------ PROVIDED DATA
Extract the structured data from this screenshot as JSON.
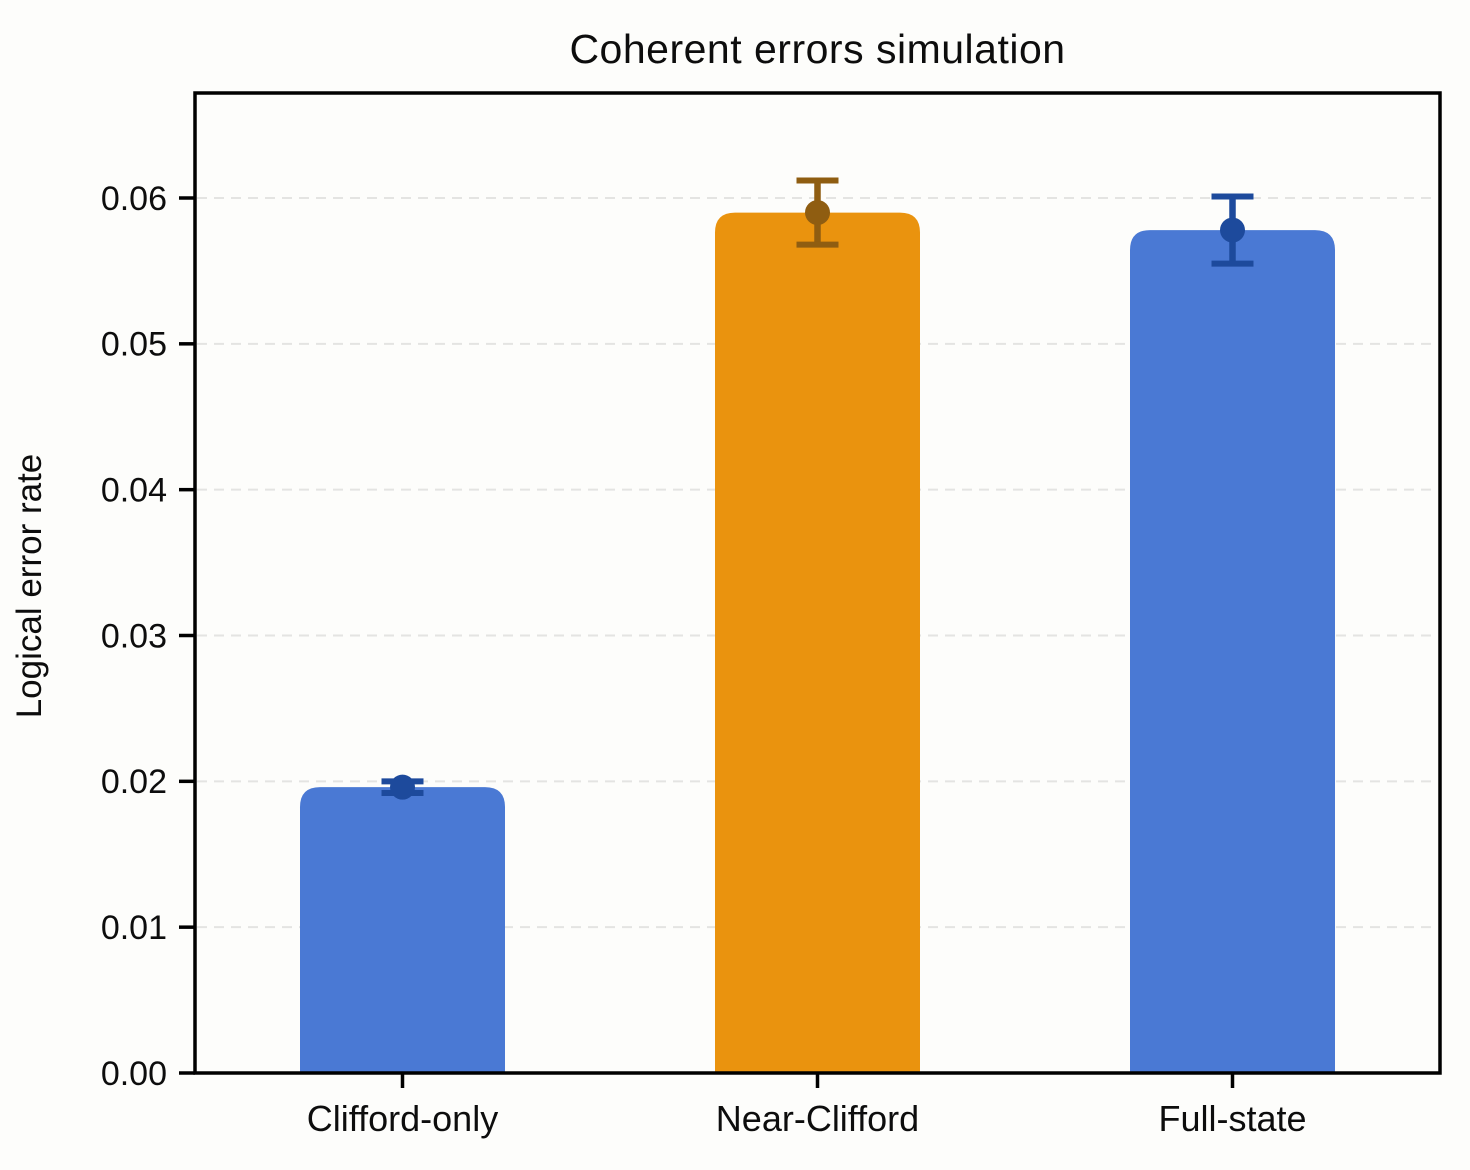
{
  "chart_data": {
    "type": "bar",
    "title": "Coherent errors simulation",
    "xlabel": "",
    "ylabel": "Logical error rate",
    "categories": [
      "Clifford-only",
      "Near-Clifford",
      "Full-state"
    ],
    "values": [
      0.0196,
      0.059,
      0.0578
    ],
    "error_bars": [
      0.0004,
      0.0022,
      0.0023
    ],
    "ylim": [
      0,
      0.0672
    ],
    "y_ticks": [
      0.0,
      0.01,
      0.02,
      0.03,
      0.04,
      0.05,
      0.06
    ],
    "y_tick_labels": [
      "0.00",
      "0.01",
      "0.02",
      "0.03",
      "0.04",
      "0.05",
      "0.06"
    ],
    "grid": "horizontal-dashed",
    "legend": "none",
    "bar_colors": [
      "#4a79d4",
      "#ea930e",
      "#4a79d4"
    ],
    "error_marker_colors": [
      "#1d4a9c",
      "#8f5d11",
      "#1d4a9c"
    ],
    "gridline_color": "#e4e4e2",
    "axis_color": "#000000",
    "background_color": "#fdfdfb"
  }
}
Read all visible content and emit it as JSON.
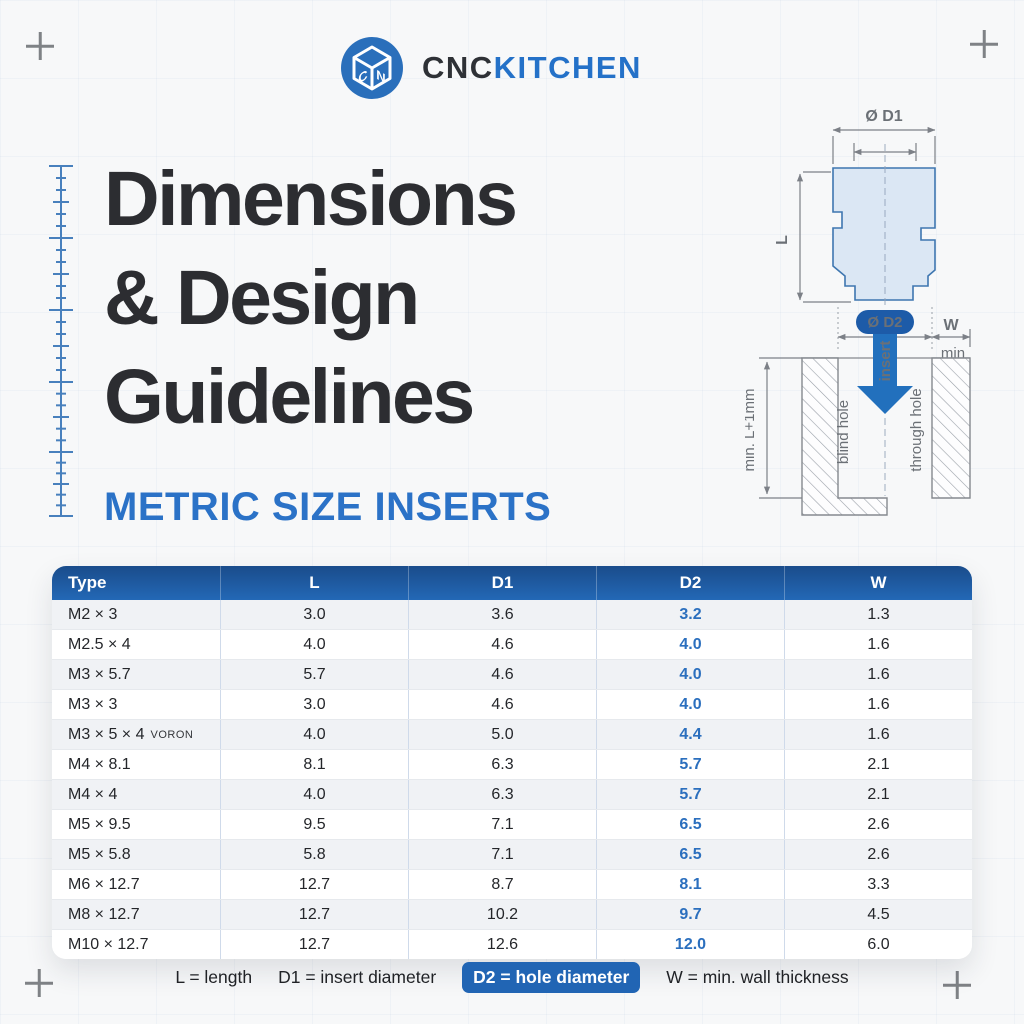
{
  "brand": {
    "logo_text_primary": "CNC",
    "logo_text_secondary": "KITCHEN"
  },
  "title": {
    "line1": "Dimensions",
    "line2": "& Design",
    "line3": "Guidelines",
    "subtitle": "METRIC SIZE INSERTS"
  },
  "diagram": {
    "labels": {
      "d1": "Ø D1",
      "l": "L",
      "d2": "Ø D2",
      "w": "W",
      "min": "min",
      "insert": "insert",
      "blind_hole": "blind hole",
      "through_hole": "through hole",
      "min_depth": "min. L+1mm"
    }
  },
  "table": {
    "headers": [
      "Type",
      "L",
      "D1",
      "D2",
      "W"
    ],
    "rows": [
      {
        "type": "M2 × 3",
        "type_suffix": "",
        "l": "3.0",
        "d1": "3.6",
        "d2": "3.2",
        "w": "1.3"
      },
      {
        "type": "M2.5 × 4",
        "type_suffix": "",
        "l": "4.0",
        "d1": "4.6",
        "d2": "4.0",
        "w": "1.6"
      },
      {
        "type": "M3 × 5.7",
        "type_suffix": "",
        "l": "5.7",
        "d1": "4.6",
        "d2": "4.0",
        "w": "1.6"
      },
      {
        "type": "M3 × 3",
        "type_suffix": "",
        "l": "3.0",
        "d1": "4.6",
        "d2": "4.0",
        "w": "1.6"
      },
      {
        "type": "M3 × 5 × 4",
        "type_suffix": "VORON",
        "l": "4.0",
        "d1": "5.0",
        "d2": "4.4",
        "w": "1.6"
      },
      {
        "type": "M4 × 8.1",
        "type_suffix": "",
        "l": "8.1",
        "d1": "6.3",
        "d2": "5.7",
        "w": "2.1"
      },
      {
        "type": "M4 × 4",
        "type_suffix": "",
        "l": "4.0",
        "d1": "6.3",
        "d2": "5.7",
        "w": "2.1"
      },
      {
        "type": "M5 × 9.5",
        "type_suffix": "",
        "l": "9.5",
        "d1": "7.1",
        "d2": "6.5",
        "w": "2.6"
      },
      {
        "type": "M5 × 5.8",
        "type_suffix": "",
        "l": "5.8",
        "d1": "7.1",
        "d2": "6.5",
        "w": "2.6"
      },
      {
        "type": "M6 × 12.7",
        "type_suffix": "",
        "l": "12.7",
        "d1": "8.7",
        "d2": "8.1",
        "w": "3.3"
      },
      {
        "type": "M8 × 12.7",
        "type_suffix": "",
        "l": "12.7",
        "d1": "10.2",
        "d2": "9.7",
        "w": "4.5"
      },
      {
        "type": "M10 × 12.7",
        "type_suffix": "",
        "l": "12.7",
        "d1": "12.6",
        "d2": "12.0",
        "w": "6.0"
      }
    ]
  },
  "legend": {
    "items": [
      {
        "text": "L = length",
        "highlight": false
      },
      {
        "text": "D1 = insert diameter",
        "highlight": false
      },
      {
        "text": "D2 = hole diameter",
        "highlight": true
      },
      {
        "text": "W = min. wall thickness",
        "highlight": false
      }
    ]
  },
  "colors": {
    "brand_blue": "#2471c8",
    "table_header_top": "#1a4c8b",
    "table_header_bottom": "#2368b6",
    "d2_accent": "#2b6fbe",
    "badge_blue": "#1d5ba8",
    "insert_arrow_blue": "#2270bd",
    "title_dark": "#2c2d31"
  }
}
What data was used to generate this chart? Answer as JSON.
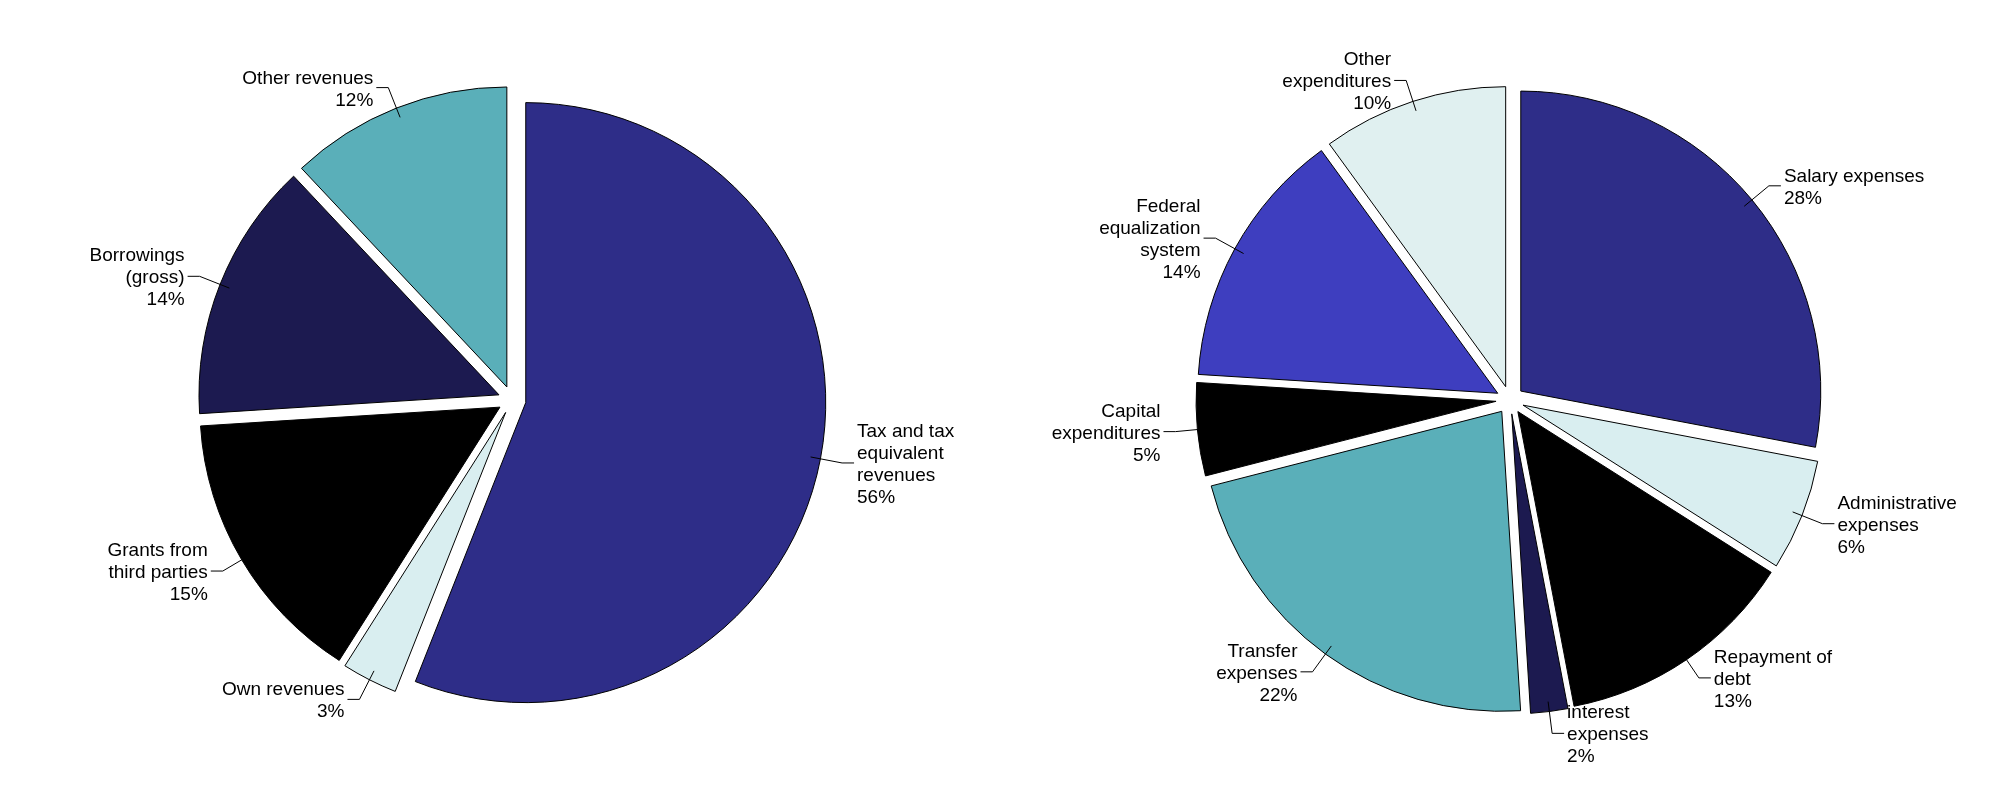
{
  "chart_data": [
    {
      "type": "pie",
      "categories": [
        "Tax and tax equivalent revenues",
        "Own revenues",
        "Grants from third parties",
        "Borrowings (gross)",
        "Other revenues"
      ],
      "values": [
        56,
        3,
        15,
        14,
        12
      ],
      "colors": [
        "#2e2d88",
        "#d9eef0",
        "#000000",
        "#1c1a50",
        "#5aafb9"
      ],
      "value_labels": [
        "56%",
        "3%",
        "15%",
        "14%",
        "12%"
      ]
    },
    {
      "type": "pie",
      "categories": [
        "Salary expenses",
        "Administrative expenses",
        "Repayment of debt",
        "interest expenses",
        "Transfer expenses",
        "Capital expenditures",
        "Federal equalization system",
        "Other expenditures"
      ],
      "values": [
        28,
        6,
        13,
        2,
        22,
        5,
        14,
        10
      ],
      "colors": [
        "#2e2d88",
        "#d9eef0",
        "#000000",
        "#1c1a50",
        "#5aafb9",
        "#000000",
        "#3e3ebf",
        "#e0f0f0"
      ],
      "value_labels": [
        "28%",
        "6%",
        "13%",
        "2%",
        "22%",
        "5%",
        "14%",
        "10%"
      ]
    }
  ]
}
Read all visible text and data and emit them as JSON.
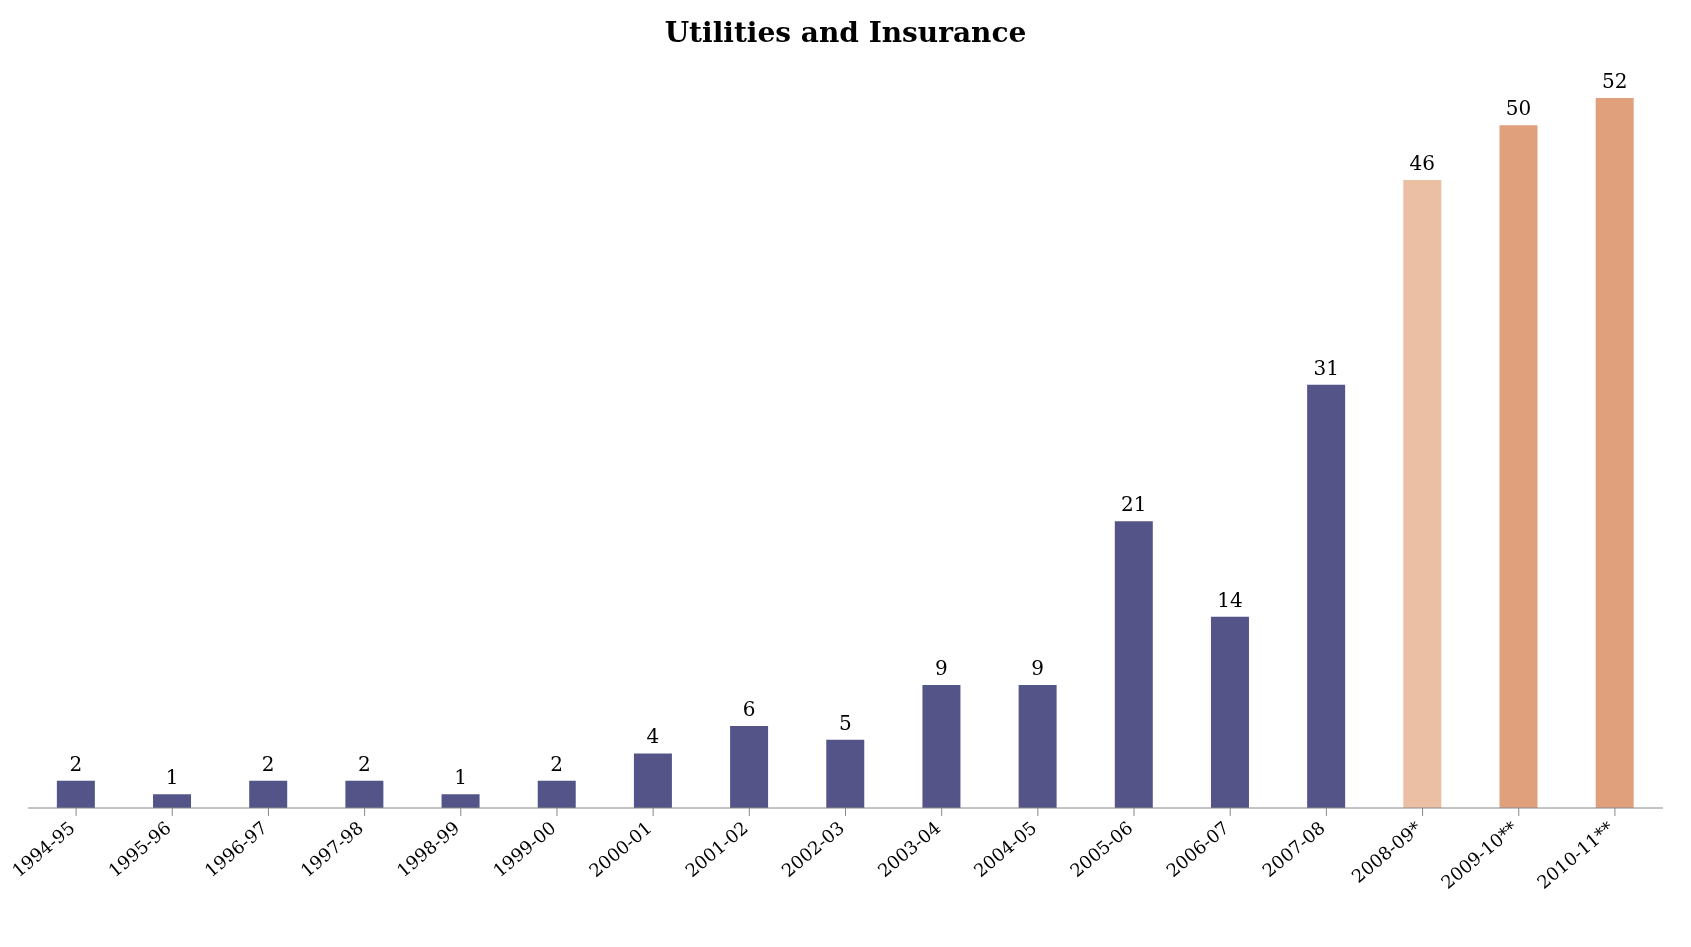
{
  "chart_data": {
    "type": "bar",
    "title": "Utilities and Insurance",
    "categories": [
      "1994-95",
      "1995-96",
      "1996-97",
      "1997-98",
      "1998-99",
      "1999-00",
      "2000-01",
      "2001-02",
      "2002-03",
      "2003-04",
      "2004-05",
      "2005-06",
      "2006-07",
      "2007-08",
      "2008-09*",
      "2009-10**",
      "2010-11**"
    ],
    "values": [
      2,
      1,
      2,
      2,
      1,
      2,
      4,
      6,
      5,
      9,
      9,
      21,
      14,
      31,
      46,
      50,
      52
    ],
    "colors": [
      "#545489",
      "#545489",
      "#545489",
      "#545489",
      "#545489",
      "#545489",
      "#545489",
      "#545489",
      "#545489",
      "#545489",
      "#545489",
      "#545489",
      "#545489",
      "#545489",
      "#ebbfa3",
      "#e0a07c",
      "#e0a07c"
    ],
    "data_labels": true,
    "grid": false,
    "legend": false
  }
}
------------
### STATED PROBLEM
Copy verbatim the span that begins at the line containing "Read all visible text" and ends at the last line of the material, inclusive of both; exclude pictures.

### EXERCISE RESPONSE
Read all visible text and data and emit them as JSON.
{
  "chart_data": {
    "type": "bar",
    "title": "Utilities and Insurance",
    "categories": [
      "1994-95",
      "1995-96",
      "1996-97",
      "1997-98",
      "1998-99",
      "1999-00",
      "2000-01",
      "2001-02",
      "2002-03",
      "2003-04",
      "2004-05",
      "2005-06",
      "2006-07",
      "2007-08",
      "2008-09*",
      "2009-10**",
      "2010-11**"
    ],
    "values": [
      2,
      1,
      2,
      2,
      1,
      2,
      4,
      6,
      5,
      9,
      9,
      21,
      14,
      31,
      46,
      50,
      52
    ],
    "colors": [
      "#545489",
      "#545489",
      "#545489",
      "#545489",
      "#545489",
      "#545489",
      "#545489",
      "#545489",
      "#545489",
      "#545489",
      "#545489",
      "#545489",
      "#545489",
      "#545489",
      "#ebbfa3",
      "#e0a07c",
      "#e0a07c"
    ],
    "data_labels": true,
    "grid": false,
    "legend": false
  }
}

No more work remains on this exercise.